• **Task description**
Copy out all lines in the data below containing the string "сталъ".

start

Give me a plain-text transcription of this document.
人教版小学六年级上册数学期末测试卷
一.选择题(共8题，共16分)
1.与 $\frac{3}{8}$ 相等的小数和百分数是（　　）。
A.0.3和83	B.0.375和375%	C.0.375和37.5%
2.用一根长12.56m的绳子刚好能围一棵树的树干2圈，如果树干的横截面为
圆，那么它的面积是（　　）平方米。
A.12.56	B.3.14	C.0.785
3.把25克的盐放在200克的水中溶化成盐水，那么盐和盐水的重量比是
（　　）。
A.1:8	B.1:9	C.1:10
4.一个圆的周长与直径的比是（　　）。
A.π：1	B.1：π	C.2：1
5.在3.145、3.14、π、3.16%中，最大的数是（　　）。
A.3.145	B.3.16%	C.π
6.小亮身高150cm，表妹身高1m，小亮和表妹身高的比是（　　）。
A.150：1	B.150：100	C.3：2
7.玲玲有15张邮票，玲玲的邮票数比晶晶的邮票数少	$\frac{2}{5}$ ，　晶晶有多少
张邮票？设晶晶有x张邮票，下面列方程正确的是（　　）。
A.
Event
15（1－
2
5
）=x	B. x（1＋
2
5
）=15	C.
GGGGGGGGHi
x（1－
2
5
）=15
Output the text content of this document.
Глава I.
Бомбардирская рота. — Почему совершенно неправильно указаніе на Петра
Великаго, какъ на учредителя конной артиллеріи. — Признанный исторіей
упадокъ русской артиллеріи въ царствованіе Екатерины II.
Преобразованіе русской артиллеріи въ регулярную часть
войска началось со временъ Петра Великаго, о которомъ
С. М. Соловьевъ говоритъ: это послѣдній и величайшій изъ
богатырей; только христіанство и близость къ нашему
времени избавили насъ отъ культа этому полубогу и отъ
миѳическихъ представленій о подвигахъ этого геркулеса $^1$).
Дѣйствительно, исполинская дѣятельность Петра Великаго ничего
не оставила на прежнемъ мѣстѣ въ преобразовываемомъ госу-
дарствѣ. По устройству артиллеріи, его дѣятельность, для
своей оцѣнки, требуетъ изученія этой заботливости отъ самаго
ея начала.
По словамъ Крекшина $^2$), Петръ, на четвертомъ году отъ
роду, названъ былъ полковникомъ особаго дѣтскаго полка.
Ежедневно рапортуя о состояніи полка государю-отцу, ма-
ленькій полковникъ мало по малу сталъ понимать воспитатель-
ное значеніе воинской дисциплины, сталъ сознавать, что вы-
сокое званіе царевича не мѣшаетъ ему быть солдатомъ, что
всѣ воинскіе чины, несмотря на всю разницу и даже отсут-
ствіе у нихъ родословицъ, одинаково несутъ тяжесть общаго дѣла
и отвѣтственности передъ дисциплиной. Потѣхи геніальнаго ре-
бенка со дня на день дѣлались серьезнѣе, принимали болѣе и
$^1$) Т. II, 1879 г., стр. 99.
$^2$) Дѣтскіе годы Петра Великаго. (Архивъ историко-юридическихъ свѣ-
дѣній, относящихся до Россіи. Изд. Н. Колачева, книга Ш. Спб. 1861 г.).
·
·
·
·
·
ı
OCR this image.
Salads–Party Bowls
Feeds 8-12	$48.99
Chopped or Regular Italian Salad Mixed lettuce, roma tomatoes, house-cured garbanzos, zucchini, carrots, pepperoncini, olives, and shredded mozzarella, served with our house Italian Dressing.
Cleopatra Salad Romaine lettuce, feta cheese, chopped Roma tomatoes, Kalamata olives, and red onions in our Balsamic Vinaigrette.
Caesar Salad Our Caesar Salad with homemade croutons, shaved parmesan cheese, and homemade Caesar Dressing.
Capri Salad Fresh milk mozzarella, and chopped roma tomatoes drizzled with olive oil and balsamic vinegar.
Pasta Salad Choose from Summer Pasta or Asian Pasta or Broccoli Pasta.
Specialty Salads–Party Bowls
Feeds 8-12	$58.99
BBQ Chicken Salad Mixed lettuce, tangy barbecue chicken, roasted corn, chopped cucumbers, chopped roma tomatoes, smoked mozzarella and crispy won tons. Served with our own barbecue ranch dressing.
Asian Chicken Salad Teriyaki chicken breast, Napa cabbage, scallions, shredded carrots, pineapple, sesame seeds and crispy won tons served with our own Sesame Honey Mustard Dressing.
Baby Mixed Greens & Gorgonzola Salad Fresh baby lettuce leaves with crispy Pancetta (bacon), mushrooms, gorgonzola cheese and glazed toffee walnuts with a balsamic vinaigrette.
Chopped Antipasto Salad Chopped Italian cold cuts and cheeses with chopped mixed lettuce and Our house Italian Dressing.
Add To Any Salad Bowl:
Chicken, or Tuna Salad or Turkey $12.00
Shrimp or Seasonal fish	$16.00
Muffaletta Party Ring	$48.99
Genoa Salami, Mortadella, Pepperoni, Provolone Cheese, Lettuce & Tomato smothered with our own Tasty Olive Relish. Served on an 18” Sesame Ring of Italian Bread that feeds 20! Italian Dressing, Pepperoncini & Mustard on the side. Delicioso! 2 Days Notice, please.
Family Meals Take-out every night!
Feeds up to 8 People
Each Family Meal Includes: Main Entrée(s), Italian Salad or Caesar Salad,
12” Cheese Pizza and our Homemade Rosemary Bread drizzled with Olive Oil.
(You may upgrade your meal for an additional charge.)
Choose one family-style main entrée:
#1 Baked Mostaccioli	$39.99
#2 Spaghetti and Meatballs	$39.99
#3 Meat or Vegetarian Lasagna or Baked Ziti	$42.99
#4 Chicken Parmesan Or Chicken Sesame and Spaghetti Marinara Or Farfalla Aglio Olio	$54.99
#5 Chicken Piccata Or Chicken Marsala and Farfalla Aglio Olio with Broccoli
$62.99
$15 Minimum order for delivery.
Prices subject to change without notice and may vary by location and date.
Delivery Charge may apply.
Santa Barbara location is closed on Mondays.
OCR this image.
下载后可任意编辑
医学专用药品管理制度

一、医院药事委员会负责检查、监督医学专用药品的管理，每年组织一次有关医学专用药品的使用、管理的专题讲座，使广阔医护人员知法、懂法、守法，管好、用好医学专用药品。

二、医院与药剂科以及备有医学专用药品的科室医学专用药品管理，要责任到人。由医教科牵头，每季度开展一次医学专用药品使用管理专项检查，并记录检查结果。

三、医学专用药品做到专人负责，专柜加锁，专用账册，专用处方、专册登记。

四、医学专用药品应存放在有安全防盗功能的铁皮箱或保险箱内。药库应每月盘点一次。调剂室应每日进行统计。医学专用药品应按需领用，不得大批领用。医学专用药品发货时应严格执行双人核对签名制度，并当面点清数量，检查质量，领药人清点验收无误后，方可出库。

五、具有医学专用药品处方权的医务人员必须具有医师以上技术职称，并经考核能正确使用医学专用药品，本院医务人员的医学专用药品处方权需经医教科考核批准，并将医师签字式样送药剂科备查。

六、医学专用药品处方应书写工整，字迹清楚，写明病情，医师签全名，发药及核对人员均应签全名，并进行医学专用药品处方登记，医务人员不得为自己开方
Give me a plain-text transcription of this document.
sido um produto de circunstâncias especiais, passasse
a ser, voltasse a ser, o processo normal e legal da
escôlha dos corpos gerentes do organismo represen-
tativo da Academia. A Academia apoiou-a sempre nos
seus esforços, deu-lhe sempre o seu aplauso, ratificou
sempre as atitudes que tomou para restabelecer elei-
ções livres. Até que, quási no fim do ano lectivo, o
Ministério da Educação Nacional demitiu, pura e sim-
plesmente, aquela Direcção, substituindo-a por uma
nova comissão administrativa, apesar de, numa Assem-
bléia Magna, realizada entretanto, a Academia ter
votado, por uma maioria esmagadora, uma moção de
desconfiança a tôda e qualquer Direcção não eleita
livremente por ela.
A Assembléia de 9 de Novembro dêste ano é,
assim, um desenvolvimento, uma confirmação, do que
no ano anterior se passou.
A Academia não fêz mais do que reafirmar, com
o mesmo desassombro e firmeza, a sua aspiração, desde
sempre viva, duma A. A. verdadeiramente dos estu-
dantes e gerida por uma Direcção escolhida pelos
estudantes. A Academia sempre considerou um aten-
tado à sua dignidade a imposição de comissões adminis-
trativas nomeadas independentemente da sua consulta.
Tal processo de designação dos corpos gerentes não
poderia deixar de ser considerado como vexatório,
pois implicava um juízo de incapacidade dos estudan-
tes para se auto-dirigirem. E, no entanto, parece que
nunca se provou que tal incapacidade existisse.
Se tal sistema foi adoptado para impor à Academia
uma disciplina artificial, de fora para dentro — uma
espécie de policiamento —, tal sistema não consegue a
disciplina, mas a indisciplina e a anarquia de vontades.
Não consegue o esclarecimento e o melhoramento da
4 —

end

• **Task answer**
ленькій полковникъ мало по малу сталъ понимать воспитатель-
ное значеніе воинской дисциплины, сталъ сознавать, что вы-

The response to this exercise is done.